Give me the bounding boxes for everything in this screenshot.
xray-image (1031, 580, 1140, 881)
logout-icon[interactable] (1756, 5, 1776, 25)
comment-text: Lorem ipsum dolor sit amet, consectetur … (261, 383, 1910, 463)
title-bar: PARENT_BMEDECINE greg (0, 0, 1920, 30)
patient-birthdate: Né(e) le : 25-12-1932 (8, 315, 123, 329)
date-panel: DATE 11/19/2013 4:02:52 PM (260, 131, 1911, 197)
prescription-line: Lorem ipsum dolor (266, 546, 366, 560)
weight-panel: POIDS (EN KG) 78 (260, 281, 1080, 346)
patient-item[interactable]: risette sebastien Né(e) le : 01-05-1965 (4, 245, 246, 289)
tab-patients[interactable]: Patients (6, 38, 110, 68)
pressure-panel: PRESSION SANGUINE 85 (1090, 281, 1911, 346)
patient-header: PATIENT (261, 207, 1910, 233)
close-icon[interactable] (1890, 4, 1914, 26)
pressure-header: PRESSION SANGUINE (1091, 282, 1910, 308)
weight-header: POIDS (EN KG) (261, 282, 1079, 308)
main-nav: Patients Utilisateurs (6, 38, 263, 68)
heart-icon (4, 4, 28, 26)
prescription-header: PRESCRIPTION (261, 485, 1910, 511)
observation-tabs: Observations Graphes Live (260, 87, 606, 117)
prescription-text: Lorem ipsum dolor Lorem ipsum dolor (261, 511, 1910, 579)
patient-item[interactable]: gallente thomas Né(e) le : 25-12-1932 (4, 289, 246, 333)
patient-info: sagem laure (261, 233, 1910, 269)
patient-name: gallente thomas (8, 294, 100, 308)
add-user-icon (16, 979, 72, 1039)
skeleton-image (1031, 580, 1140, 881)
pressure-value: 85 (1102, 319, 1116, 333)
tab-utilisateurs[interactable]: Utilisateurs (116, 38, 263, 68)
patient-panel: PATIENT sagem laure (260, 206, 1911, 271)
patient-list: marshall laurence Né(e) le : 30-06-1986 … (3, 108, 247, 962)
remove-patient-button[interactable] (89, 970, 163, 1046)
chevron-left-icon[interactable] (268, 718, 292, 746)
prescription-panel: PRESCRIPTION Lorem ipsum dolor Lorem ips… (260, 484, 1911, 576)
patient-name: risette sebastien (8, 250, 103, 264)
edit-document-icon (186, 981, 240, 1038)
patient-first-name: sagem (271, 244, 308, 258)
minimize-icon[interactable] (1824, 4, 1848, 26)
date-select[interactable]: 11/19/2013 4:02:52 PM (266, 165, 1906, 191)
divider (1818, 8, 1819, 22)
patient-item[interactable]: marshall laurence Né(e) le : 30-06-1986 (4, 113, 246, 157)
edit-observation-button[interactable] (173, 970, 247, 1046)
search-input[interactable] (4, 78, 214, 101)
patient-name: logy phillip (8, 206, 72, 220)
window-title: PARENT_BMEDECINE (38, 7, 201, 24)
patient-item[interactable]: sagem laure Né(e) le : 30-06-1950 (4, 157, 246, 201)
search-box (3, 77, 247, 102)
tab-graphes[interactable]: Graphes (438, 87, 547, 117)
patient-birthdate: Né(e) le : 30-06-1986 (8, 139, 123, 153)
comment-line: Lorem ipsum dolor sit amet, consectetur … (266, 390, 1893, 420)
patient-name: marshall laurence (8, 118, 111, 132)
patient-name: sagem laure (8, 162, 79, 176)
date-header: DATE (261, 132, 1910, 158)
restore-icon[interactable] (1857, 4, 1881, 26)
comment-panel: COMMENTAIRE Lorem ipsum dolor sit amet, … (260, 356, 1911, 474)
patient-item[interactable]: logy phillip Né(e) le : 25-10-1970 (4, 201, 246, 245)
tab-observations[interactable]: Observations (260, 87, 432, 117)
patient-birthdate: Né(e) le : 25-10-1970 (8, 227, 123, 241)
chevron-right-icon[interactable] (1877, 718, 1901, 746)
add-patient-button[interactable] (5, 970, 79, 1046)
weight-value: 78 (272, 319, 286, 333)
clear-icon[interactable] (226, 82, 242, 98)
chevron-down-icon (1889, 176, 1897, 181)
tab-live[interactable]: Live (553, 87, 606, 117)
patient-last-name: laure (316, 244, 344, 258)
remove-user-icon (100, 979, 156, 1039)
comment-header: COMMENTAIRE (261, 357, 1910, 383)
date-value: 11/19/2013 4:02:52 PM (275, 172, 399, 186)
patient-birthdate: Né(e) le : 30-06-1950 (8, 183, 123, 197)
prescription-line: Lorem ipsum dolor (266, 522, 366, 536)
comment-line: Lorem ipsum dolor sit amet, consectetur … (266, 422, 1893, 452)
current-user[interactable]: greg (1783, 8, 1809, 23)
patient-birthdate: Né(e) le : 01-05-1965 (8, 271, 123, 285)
▬▬▬▬▬▬▬▬▬▬
Where the word "prescription" shows up in a line of the entries above, count that line; the answer is the total alone.

RESULT OF THIS EXERCISE:
5